Problem to solve: Reproduce the listing verbatim from the line containing "square-h3[interactable]: 3 bbox=[1950, 300, 2010, 360]" up to and including the line containing "square-d8[interactable] bbox=[1200, 0, 1260, 60]".

(Collection entries)
++++++
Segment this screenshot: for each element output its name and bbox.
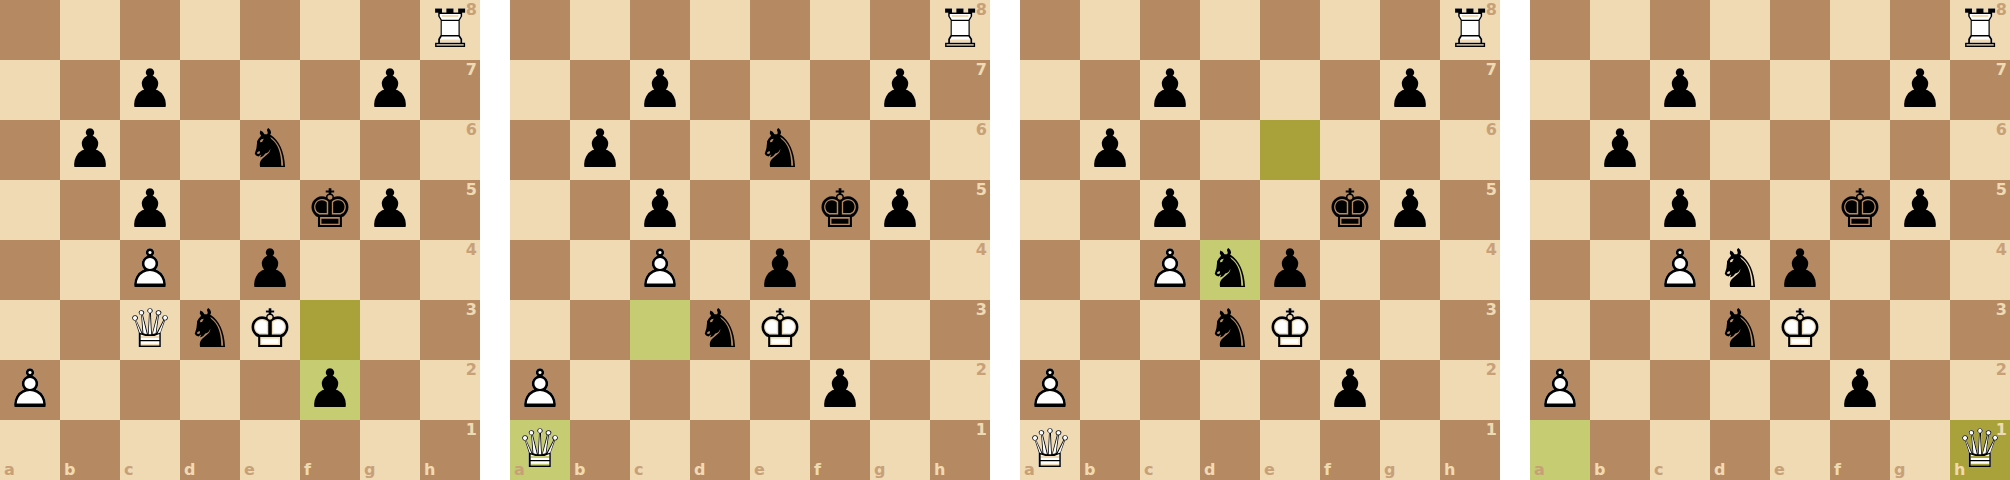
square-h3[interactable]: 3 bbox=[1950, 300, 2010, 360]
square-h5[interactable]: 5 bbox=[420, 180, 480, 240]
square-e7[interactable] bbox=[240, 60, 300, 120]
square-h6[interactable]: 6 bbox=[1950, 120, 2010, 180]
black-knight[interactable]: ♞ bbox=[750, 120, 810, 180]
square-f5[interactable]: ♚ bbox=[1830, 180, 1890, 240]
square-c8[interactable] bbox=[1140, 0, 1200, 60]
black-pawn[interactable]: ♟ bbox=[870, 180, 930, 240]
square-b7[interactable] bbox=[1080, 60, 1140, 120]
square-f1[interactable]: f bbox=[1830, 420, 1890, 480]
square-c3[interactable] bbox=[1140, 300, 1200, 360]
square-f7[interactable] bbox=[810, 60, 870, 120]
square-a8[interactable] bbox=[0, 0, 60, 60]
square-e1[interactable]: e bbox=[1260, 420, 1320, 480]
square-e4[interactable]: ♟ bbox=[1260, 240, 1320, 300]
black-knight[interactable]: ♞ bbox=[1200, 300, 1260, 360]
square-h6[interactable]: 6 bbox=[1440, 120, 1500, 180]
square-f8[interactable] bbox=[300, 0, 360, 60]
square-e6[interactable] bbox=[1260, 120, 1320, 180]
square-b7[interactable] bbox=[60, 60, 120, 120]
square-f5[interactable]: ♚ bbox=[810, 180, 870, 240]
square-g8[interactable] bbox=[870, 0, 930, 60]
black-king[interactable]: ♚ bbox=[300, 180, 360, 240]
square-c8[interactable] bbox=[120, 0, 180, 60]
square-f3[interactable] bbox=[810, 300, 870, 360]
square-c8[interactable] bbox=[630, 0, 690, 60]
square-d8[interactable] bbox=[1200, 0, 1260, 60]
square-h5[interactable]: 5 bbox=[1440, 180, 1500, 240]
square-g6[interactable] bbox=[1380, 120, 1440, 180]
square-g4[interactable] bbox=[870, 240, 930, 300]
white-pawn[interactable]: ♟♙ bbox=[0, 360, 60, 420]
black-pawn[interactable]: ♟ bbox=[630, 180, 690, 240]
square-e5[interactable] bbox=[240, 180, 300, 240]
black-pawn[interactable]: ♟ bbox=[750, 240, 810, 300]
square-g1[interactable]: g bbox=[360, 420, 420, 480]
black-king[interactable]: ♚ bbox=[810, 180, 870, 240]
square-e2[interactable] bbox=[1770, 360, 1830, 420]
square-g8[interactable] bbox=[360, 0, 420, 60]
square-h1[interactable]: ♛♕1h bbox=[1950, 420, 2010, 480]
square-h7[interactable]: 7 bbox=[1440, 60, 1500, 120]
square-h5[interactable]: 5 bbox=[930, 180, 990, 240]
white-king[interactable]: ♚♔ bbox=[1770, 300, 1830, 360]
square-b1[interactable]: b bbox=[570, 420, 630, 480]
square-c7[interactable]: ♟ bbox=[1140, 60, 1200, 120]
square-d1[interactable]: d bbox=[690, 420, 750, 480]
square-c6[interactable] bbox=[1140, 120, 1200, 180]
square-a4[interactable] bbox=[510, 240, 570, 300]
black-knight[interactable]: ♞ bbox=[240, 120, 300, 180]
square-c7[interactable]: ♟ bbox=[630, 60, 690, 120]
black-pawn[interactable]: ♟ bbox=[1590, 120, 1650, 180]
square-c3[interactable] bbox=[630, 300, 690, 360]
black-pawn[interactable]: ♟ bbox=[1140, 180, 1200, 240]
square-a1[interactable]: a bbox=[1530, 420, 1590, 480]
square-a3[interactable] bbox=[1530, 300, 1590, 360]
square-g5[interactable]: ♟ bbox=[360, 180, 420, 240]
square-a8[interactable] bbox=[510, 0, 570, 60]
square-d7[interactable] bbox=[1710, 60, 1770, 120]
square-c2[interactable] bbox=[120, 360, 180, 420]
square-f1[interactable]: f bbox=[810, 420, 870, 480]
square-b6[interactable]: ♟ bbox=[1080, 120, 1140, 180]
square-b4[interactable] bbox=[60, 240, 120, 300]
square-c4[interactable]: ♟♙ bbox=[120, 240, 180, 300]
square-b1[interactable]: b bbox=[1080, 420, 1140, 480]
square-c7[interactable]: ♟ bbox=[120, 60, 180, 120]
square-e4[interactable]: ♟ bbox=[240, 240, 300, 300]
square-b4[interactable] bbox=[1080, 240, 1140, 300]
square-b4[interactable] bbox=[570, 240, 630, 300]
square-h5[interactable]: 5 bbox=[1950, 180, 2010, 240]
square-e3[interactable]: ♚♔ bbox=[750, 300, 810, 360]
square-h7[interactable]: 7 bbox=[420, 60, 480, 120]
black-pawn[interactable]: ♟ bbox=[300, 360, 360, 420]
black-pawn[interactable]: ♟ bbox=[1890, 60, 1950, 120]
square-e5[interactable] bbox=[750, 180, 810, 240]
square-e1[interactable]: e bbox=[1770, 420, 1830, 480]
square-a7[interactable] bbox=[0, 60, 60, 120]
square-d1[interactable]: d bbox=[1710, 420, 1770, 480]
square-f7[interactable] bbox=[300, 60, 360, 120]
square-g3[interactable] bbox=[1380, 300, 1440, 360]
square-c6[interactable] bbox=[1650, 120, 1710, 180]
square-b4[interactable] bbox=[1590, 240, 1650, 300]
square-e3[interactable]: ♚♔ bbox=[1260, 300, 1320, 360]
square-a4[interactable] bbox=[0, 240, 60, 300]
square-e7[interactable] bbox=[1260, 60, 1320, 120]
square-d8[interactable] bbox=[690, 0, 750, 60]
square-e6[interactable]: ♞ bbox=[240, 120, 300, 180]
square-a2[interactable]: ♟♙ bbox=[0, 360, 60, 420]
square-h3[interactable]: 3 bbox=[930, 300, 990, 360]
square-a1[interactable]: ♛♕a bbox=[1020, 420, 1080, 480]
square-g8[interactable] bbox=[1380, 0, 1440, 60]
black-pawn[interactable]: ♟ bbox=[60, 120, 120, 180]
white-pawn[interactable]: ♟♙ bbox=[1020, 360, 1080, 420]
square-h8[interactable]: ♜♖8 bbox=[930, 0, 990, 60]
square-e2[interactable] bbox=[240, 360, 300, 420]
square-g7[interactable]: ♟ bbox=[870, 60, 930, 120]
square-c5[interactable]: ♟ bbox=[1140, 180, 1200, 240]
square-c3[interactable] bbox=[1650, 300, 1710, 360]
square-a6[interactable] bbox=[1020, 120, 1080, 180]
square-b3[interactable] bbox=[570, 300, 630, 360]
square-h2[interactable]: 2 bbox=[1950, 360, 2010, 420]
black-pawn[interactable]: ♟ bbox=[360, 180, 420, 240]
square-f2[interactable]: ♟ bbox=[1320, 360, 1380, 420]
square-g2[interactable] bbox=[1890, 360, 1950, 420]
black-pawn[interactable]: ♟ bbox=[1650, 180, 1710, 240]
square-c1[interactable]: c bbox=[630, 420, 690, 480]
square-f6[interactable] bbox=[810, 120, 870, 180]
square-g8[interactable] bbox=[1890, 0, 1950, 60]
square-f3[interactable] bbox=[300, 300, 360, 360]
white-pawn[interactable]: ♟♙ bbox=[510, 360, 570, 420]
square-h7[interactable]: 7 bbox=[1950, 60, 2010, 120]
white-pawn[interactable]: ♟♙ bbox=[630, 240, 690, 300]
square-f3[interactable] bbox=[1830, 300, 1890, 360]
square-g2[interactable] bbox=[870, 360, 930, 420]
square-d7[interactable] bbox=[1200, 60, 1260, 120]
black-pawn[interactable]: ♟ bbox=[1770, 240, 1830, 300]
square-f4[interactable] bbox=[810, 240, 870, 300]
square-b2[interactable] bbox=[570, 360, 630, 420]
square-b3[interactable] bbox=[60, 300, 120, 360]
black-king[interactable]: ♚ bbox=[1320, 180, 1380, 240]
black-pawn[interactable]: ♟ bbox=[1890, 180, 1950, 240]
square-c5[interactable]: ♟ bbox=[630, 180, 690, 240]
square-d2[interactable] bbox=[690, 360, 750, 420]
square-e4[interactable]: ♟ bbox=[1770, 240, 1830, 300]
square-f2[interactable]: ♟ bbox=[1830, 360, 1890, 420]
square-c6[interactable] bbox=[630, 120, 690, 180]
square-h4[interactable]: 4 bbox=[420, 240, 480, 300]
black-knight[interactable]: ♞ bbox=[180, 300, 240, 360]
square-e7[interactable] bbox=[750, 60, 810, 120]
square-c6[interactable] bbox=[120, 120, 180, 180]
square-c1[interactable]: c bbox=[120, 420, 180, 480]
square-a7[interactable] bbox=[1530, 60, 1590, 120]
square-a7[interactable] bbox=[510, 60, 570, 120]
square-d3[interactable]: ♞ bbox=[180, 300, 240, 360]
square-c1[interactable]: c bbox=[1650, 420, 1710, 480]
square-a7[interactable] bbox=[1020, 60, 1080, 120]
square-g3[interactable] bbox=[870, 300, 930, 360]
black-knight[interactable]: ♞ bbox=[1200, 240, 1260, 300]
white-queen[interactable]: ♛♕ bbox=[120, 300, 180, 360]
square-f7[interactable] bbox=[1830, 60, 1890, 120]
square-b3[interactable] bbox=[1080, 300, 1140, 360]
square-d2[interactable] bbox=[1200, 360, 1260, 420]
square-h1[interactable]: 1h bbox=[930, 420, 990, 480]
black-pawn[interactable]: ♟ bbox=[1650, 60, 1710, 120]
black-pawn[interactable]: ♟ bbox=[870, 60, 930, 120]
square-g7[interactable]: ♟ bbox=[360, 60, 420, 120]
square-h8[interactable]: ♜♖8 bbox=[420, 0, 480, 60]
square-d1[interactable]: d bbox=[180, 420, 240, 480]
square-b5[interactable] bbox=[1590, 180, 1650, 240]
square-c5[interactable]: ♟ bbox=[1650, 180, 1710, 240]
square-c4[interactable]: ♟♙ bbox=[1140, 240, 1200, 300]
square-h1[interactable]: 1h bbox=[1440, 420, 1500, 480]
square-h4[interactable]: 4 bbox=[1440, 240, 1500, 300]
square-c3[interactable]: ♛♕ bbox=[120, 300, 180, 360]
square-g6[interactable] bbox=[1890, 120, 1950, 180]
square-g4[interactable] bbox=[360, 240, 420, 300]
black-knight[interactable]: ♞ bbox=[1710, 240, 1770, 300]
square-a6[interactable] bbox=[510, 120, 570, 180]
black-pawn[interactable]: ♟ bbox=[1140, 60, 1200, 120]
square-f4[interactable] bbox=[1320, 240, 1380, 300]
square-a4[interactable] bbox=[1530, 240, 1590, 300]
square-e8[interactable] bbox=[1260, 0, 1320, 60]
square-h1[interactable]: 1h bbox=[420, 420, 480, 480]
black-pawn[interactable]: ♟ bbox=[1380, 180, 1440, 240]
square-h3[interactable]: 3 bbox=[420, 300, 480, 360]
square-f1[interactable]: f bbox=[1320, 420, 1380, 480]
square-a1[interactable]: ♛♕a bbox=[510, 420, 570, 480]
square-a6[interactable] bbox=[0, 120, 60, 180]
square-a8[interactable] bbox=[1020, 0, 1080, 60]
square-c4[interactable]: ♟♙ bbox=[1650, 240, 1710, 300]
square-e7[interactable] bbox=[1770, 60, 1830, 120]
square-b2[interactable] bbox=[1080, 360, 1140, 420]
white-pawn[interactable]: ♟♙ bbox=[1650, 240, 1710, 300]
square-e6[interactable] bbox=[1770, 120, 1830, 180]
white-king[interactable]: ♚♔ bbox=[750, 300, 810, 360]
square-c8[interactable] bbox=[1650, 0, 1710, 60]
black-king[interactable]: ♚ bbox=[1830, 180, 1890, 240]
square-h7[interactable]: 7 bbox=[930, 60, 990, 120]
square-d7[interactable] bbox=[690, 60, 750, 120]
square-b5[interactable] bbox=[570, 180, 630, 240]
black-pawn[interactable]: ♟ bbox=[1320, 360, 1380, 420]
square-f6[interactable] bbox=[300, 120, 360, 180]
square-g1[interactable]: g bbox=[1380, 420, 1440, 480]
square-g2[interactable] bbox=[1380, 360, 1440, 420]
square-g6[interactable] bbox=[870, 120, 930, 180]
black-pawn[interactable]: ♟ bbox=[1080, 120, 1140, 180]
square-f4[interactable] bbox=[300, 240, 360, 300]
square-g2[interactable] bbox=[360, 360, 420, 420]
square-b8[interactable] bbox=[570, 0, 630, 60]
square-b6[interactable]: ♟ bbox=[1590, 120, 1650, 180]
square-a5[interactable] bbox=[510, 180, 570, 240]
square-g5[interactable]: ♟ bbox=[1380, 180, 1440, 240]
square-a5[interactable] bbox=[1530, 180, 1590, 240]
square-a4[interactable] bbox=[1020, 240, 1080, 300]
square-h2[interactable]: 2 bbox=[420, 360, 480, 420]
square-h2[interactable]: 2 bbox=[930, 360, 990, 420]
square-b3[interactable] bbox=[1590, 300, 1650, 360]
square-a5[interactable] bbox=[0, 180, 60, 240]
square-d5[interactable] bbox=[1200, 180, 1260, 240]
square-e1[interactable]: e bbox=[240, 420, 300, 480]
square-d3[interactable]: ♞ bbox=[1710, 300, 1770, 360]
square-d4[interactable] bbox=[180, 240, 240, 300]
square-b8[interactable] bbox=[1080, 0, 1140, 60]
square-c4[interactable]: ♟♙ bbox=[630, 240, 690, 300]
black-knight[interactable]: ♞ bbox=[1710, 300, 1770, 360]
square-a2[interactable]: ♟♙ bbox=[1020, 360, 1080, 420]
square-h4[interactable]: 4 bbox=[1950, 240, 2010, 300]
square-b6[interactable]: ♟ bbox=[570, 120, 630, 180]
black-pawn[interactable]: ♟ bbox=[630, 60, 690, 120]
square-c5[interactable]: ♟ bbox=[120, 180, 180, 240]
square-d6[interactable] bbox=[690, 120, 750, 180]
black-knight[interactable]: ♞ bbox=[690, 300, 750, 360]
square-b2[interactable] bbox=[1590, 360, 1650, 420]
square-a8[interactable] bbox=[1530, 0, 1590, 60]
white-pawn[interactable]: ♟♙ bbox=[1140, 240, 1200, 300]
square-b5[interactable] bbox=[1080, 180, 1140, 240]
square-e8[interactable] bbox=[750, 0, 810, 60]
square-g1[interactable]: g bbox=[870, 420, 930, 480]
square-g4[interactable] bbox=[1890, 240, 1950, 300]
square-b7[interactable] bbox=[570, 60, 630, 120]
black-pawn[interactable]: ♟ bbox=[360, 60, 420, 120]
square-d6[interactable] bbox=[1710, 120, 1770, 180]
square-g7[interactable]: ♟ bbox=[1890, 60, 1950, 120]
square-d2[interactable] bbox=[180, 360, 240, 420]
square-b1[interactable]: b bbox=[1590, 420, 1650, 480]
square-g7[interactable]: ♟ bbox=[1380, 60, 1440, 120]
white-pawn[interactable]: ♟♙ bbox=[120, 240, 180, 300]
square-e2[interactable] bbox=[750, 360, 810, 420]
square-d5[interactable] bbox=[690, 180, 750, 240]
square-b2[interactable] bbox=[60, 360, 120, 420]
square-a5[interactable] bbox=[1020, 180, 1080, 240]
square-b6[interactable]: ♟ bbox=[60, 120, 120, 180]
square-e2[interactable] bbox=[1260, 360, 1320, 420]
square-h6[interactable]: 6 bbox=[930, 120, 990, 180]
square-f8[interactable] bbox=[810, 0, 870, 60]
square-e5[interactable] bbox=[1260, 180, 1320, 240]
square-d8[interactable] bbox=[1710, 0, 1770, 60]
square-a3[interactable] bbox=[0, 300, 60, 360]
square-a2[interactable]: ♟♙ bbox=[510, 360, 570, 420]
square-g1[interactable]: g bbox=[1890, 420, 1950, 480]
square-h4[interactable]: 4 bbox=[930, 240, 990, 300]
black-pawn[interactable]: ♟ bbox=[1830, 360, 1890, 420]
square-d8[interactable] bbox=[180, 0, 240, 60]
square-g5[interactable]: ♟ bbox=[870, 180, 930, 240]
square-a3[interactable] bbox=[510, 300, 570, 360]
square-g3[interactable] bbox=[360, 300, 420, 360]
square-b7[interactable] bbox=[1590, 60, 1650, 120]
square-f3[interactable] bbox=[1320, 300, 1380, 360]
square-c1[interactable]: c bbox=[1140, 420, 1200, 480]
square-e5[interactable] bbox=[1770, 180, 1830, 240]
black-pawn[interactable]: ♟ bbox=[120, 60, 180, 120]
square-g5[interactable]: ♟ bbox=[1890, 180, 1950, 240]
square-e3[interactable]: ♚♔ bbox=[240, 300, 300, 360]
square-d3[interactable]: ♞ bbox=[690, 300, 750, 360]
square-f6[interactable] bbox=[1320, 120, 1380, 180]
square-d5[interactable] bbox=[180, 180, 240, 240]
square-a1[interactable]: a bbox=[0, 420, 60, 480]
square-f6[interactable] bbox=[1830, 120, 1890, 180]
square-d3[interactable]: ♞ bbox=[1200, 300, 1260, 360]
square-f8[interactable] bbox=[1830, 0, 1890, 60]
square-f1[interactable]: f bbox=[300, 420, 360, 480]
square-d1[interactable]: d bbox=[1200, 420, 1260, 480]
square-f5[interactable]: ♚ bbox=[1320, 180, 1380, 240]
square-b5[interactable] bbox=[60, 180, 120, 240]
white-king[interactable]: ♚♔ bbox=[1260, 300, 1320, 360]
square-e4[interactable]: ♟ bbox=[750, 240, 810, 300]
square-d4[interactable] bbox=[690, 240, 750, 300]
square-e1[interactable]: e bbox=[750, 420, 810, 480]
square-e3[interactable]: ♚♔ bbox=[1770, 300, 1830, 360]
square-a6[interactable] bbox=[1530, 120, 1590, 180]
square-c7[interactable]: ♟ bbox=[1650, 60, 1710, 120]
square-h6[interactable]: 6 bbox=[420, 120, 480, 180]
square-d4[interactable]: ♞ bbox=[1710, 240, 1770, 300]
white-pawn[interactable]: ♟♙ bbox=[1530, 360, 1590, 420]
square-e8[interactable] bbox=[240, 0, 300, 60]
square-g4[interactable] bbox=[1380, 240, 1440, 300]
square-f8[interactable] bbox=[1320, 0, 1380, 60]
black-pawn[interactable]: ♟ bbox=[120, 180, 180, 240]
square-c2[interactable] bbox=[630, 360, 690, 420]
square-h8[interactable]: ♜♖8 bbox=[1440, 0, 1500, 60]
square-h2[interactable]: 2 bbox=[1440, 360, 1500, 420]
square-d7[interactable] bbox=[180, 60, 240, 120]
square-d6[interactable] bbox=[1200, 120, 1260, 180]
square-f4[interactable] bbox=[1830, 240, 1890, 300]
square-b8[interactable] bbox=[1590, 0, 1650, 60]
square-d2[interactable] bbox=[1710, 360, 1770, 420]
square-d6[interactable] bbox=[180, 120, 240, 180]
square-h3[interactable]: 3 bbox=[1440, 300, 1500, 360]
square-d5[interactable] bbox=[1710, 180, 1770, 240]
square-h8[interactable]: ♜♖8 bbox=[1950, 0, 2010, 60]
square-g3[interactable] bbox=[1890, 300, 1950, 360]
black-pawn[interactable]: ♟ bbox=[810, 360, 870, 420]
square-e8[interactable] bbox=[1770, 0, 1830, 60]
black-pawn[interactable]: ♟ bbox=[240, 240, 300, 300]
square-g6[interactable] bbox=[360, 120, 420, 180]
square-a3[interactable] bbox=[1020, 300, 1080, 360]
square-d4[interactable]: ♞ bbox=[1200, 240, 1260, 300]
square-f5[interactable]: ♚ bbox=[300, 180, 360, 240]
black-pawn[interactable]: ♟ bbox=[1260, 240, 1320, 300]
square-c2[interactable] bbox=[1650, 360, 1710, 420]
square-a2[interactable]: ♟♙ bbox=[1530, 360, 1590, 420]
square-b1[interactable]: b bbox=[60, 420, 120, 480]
++++++
In response:
square-h3[interactable]: 3 bbox=[1950, 300, 2010, 360]
square-h5[interactable]: 5 bbox=[420, 180, 480, 240]
square-e7[interactable] bbox=[240, 60, 300, 120]
square-h6[interactable]: 6 bbox=[1950, 120, 2010, 180]
black-knight[interactable]: ♞ bbox=[750, 120, 810, 180]
square-f5[interactable]: ♚ bbox=[1830, 180, 1890, 240]
square-c8[interactable] bbox=[1140, 0, 1200, 60]
black-pawn[interactable]: ♟ bbox=[870, 180, 930, 240]
square-b7[interactable] bbox=[1080, 60, 1140, 120]
square-f1[interactable]: f bbox=[1830, 420, 1890, 480]
square-c3[interactable] bbox=[1140, 300, 1200, 360]
square-f7[interactable] bbox=[810, 60, 870, 120]
square-a8[interactable] bbox=[0, 0, 60, 60]
square-e1[interactable]: e bbox=[1260, 420, 1320, 480]
square-e4[interactable]: ♟ bbox=[1260, 240, 1320, 300]
black-knight[interactable]: ♞ bbox=[1200, 300, 1260, 360]
square-h6[interactable]: 6 bbox=[1440, 120, 1500, 180]
square-f8[interactable] bbox=[300, 0, 360, 60]
square-e6[interactable] bbox=[1260, 120, 1320, 180]
square-b7[interactable] bbox=[60, 60, 120, 120]
square-f5[interactable]: ♚ bbox=[810, 180, 870, 240]
square-g8[interactable] bbox=[870, 0, 930, 60]
black-king[interactable]: ♚ bbox=[300, 180, 360, 240]
square-c8[interactable] bbox=[120, 0, 180, 60]
square-f3[interactable] bbox=[810, 300, 870, 360]
square-c8[interactable] bbox=[630, 0, 690, 60]
square-d8[interactable] bbox=[1200, 0, 1260, 60]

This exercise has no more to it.